[WHAT THIS TASK INVOLVES]: How many of the lines contain the string "Apud"? Give the number, with no other words.

[EXERCISE INPUT]:
_ _ _ _ _

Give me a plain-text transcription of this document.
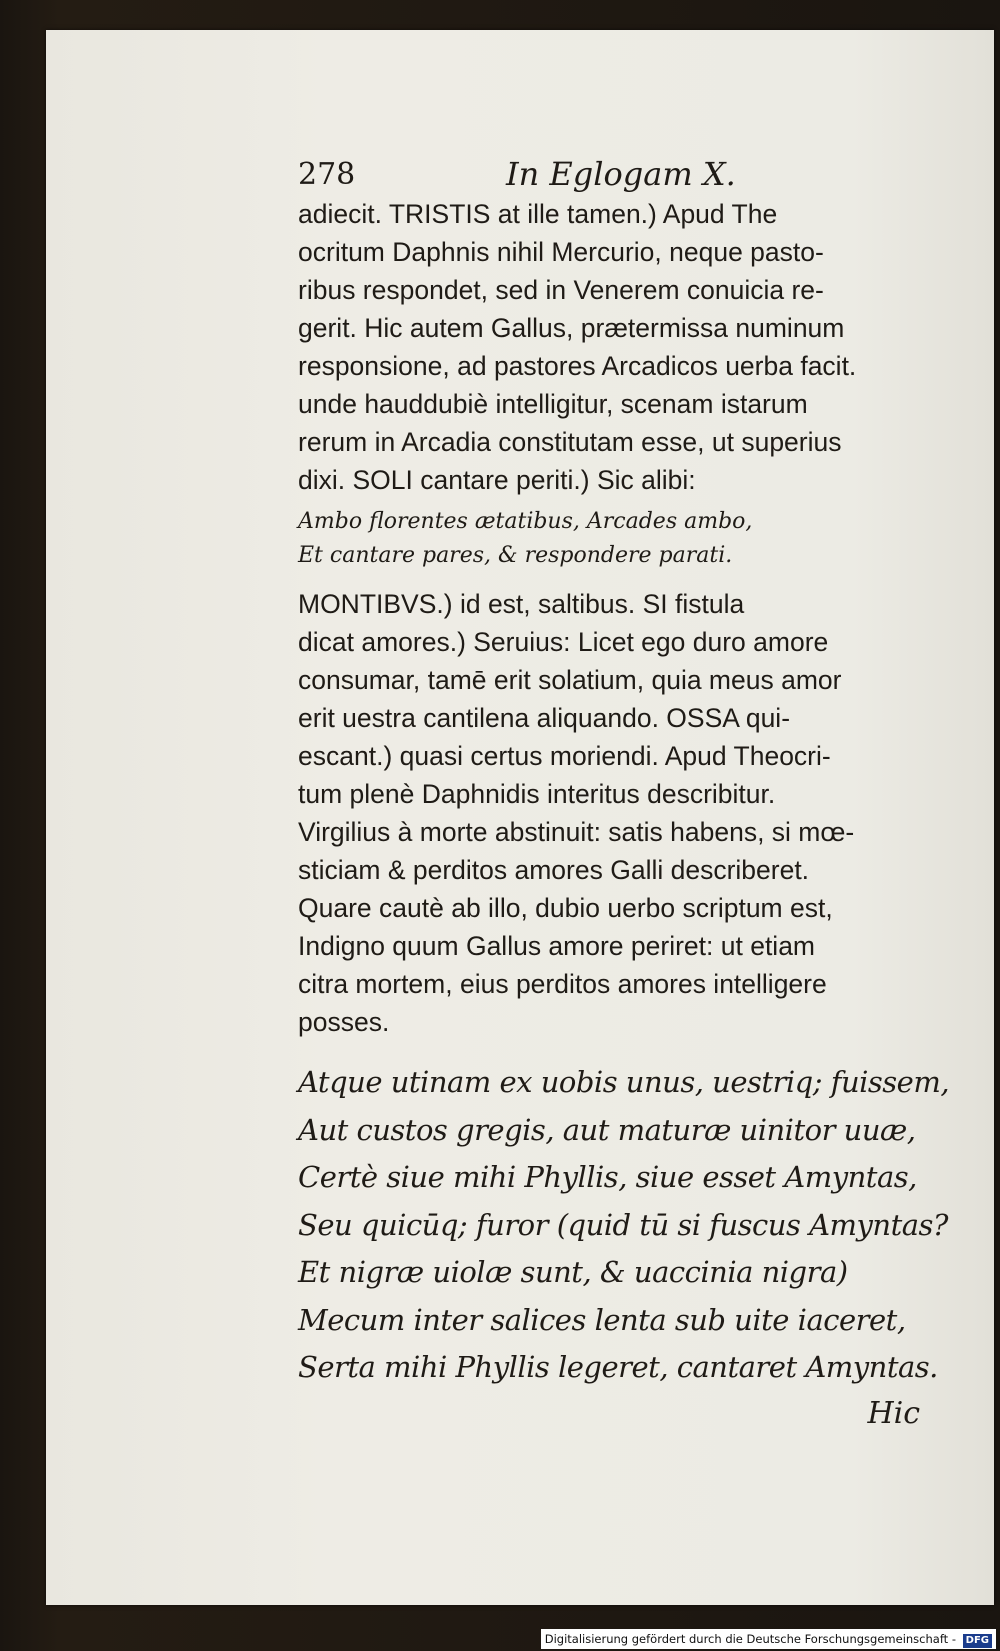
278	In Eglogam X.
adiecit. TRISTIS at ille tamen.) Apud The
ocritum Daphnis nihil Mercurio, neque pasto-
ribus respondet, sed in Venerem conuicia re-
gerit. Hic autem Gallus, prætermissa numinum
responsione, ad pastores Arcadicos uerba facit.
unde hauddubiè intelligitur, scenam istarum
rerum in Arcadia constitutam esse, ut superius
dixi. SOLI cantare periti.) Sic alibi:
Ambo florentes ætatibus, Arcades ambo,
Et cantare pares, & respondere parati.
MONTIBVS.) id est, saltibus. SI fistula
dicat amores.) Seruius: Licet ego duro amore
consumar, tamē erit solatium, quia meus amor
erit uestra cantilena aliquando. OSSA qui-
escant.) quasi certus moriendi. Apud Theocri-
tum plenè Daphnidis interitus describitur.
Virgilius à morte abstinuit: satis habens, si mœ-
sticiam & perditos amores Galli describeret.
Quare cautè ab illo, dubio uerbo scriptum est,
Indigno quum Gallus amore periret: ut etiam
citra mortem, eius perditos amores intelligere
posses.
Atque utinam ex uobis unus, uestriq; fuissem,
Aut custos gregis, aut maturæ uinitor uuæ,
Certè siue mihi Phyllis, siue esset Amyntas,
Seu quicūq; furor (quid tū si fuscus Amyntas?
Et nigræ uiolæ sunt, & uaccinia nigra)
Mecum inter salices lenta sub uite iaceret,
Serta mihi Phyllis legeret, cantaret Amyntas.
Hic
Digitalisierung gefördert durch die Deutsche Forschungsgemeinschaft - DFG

_ _ _ _ _

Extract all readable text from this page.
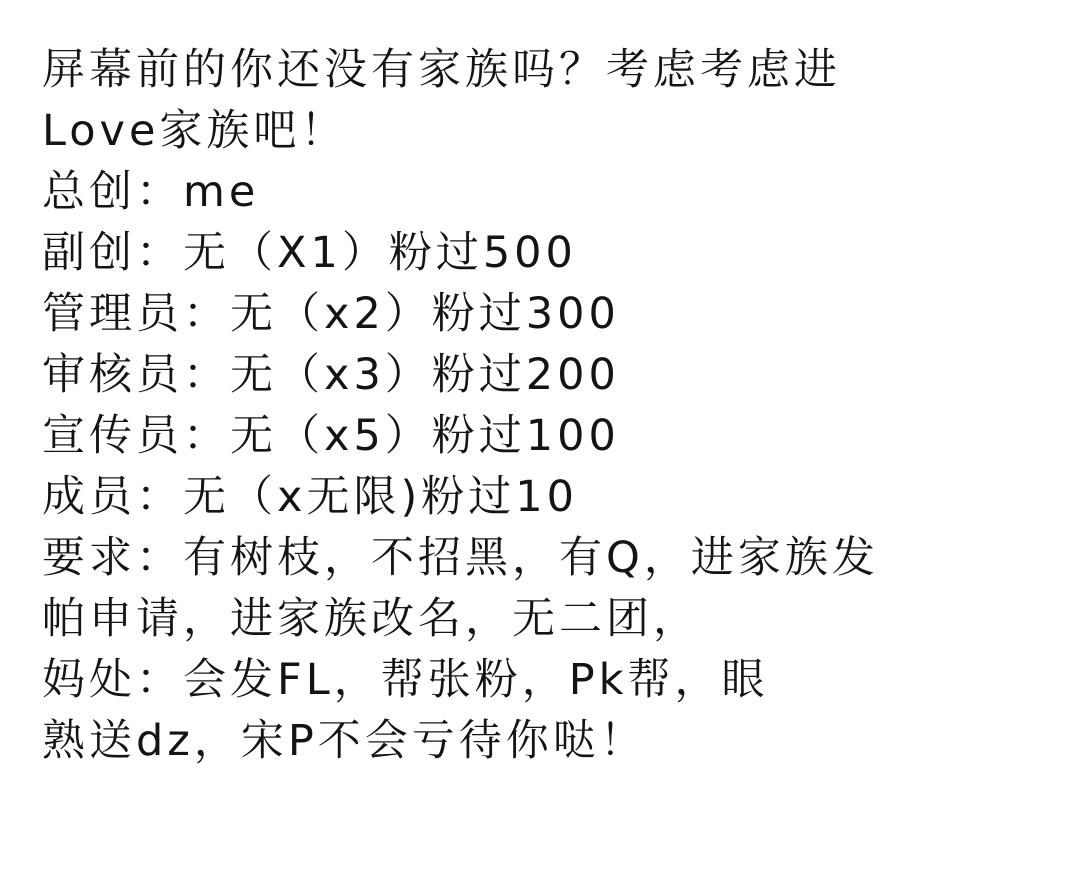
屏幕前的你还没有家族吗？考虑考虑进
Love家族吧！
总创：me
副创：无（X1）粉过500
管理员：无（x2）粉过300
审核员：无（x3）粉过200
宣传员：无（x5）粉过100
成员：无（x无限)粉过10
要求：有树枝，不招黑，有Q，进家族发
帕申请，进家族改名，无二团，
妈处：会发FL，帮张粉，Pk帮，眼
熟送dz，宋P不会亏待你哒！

_ _ _ _ _

[ANSWER TO THIS PROBLEM]: 2